[start]

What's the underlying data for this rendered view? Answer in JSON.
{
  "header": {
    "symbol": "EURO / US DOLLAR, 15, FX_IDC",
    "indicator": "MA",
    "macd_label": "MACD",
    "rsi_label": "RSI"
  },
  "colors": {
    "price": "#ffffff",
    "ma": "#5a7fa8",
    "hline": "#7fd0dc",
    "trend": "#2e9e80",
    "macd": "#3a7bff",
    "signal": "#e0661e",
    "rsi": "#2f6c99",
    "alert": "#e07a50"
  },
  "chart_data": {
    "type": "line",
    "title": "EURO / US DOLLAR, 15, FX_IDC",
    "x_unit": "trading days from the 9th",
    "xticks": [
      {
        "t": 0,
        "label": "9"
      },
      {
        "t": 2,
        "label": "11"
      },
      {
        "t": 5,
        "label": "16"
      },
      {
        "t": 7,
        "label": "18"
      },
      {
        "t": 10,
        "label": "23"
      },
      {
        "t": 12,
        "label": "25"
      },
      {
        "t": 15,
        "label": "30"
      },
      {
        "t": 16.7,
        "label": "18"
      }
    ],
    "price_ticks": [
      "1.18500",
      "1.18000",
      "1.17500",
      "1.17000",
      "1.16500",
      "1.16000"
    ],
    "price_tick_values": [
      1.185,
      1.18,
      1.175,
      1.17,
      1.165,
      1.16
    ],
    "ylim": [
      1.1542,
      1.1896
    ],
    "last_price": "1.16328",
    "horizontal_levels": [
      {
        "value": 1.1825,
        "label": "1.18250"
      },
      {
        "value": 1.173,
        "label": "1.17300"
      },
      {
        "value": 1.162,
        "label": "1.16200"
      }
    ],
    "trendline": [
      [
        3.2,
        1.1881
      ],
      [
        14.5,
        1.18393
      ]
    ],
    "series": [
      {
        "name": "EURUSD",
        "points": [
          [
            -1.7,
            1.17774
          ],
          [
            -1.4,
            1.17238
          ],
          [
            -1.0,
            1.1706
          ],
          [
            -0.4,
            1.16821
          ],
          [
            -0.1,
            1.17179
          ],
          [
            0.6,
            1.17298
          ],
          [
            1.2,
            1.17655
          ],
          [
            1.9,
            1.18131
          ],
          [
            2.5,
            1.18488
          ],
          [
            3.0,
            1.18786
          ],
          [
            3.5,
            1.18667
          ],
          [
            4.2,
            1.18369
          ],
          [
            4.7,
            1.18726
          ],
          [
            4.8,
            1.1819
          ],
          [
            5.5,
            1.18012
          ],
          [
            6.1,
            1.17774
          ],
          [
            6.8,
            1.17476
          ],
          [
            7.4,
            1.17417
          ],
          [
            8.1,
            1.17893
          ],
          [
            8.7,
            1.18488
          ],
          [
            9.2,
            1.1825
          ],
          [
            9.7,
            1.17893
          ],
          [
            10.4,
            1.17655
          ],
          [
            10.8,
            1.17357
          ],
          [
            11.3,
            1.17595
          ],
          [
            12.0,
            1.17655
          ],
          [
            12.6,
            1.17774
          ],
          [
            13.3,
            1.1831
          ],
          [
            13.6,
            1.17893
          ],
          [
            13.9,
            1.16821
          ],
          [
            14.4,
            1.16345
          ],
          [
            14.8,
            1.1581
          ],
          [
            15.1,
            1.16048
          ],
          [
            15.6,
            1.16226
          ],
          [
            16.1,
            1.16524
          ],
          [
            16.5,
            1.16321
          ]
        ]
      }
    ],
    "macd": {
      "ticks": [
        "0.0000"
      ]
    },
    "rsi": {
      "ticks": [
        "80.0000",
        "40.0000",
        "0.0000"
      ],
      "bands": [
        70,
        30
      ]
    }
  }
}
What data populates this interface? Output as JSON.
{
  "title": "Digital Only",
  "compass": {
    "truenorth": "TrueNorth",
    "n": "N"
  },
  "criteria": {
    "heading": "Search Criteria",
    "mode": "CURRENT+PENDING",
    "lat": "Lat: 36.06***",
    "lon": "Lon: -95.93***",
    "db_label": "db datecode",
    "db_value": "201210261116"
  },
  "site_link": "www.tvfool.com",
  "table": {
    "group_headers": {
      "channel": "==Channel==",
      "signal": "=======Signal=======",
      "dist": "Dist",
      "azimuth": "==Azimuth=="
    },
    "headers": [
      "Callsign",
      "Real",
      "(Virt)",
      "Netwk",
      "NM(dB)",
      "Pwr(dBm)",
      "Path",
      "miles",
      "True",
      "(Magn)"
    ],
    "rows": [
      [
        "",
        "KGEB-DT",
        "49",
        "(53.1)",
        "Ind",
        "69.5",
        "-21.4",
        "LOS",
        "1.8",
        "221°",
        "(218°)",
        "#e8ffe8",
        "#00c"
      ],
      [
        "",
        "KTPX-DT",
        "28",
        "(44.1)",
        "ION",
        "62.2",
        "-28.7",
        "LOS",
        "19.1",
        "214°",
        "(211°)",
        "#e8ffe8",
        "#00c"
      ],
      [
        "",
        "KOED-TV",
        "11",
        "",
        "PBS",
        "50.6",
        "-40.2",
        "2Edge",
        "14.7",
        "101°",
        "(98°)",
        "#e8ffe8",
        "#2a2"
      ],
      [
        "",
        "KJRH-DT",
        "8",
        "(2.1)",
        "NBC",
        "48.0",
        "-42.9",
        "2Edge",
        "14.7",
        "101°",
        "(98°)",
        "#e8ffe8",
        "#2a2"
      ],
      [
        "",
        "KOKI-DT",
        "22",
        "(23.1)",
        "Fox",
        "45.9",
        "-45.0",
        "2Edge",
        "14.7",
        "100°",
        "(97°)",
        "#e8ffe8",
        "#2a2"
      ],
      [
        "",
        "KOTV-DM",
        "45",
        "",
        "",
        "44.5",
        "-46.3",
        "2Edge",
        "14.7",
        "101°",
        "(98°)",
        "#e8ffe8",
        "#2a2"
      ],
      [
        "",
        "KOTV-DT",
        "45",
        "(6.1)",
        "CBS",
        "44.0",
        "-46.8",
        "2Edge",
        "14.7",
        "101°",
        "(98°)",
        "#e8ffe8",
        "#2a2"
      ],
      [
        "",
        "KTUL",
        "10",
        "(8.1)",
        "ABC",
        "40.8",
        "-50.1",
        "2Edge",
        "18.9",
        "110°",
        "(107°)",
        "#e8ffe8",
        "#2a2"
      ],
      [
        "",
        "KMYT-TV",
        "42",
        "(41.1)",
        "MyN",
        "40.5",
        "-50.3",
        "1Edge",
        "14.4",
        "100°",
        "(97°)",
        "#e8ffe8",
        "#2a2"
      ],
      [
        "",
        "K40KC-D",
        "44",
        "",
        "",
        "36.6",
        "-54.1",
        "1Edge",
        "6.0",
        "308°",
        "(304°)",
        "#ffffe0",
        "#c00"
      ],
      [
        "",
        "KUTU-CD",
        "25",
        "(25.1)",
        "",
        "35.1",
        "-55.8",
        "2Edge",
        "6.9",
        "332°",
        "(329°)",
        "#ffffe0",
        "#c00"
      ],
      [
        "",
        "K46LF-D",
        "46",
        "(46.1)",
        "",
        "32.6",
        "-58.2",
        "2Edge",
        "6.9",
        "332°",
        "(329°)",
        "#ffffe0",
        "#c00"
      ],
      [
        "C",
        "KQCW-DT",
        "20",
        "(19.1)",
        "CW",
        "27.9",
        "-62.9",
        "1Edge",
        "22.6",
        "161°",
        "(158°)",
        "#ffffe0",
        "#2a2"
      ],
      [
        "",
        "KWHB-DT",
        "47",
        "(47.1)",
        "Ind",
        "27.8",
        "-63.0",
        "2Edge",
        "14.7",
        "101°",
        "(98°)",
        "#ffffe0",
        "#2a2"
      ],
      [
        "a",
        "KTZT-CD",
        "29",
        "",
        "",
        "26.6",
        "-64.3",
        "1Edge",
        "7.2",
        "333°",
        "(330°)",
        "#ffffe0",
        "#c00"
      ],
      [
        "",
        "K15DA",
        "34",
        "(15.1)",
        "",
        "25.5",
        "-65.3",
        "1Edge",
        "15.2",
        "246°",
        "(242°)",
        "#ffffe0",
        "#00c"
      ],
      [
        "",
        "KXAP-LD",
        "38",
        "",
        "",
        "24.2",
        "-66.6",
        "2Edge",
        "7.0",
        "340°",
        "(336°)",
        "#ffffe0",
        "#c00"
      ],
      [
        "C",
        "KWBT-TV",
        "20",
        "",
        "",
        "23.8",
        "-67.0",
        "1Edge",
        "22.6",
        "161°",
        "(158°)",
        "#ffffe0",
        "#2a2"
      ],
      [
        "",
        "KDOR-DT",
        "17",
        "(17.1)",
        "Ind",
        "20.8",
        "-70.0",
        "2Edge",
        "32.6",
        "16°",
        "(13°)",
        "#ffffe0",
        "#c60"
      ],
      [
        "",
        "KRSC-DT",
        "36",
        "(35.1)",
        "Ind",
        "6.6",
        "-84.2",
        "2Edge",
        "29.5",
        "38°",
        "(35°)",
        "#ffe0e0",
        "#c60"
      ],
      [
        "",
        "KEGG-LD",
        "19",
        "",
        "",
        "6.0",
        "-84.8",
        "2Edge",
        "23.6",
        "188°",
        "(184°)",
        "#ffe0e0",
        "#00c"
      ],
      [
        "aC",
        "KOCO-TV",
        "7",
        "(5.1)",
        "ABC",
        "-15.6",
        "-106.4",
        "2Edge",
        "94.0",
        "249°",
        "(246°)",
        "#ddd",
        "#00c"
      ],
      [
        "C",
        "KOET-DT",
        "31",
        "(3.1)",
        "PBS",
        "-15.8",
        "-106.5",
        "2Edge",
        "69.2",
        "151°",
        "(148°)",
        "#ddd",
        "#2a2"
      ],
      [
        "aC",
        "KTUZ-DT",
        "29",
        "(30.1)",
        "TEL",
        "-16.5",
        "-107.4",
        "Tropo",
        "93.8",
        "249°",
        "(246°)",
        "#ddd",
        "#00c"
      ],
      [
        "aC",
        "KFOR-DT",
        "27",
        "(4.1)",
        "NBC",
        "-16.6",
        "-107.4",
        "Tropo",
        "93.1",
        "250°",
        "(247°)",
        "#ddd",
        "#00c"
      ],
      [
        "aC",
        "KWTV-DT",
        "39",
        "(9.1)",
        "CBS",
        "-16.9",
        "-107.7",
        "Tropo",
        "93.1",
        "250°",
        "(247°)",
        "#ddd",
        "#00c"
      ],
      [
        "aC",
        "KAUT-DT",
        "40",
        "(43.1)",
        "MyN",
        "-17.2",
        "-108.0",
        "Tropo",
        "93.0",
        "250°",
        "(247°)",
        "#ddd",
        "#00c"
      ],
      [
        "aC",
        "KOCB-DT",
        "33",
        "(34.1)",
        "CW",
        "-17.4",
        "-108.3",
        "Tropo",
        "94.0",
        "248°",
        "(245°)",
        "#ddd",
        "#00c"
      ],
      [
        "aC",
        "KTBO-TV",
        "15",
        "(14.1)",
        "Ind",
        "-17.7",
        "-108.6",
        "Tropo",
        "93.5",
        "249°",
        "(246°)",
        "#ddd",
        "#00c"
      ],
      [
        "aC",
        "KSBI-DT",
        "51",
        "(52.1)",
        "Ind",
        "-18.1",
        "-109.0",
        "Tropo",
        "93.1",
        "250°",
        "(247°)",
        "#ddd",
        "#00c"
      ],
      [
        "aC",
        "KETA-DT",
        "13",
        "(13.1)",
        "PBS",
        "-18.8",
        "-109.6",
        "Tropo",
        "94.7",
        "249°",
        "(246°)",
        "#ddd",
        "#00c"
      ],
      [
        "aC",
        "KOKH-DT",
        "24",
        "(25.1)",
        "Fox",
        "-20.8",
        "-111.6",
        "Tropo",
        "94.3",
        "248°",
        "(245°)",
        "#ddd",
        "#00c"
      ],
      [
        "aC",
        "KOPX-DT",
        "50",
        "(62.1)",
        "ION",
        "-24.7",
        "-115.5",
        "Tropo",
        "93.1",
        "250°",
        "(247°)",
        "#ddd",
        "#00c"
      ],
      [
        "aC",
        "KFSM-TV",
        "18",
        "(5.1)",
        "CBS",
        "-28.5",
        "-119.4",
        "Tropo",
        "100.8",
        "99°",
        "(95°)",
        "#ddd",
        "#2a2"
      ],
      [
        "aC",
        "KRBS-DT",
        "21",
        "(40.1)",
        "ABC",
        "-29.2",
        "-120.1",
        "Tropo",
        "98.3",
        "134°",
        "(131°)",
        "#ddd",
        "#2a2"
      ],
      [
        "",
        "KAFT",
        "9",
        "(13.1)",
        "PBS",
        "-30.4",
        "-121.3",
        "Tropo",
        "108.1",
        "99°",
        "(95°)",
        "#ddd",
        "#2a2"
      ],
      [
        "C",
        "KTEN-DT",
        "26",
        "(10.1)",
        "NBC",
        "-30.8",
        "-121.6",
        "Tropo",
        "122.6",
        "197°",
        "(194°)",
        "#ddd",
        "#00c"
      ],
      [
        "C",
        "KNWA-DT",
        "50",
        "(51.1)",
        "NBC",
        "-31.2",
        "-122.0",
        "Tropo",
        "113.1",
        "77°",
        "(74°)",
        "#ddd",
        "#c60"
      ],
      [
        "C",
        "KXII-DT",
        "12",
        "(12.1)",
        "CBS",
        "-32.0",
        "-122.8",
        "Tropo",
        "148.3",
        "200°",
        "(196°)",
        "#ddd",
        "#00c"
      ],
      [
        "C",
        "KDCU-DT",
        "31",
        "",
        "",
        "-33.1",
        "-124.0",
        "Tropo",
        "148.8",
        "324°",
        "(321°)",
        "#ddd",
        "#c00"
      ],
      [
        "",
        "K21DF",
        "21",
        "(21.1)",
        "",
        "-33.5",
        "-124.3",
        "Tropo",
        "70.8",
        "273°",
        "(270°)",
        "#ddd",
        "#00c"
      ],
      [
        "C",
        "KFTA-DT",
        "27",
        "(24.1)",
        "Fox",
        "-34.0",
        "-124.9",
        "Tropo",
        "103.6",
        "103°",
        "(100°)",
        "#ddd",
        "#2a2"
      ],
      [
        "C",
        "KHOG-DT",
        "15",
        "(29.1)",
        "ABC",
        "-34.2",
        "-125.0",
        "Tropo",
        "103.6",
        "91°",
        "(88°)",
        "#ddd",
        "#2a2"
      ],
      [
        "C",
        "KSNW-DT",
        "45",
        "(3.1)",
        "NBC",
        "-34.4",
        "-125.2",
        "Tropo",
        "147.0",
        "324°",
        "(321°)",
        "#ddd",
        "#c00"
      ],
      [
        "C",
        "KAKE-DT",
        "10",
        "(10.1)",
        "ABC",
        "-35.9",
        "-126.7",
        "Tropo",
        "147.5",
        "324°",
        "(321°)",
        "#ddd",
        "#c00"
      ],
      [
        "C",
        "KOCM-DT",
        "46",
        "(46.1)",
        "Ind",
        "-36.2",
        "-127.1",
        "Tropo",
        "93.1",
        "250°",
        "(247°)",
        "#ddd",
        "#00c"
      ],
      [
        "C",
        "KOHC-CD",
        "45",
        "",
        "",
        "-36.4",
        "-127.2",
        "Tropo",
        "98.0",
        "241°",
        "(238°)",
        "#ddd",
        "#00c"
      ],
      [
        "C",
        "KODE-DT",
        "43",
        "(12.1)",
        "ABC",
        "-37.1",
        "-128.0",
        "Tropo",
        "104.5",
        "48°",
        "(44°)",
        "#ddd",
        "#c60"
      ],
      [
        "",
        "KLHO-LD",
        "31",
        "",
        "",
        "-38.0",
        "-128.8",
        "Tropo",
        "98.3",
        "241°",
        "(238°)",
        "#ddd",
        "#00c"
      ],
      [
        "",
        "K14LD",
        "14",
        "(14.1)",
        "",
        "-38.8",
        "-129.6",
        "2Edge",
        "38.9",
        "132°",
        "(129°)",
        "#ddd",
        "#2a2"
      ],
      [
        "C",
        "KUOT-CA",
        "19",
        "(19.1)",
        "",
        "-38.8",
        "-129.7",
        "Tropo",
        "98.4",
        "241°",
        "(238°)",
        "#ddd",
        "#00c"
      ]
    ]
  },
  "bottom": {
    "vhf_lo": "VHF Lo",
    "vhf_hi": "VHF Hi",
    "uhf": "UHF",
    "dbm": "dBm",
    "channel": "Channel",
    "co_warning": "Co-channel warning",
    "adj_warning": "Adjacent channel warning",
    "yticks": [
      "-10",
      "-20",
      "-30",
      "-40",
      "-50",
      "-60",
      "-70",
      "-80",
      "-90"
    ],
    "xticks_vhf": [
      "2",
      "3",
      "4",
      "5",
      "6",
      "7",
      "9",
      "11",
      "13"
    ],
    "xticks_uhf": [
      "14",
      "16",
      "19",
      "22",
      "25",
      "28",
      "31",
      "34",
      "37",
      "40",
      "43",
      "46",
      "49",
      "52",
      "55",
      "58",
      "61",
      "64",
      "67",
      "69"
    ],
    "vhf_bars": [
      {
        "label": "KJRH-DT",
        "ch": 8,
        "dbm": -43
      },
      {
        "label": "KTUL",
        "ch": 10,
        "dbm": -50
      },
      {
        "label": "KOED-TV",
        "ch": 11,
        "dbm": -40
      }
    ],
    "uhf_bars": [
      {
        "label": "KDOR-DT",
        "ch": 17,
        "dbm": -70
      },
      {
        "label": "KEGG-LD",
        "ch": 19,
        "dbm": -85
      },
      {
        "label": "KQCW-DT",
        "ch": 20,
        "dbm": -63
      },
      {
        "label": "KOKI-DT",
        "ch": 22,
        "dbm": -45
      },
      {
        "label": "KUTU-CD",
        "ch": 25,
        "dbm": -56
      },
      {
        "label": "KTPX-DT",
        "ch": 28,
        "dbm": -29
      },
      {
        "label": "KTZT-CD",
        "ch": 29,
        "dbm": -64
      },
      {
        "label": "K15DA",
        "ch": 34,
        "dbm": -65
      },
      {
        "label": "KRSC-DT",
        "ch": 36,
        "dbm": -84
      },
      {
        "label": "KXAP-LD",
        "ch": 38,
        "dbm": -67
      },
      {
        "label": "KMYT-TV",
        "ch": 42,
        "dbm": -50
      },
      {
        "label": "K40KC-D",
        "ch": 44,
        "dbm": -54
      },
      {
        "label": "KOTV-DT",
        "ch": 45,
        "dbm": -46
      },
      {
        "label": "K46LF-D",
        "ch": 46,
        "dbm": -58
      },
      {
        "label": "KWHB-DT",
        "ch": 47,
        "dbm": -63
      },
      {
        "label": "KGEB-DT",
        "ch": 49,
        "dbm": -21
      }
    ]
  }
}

[end]

Scan the material above. Extract every line in which the word "this" occurs.

What's the underlying data for this rendered view? Answer in JSON.
What data populates this interface? Output as JSON.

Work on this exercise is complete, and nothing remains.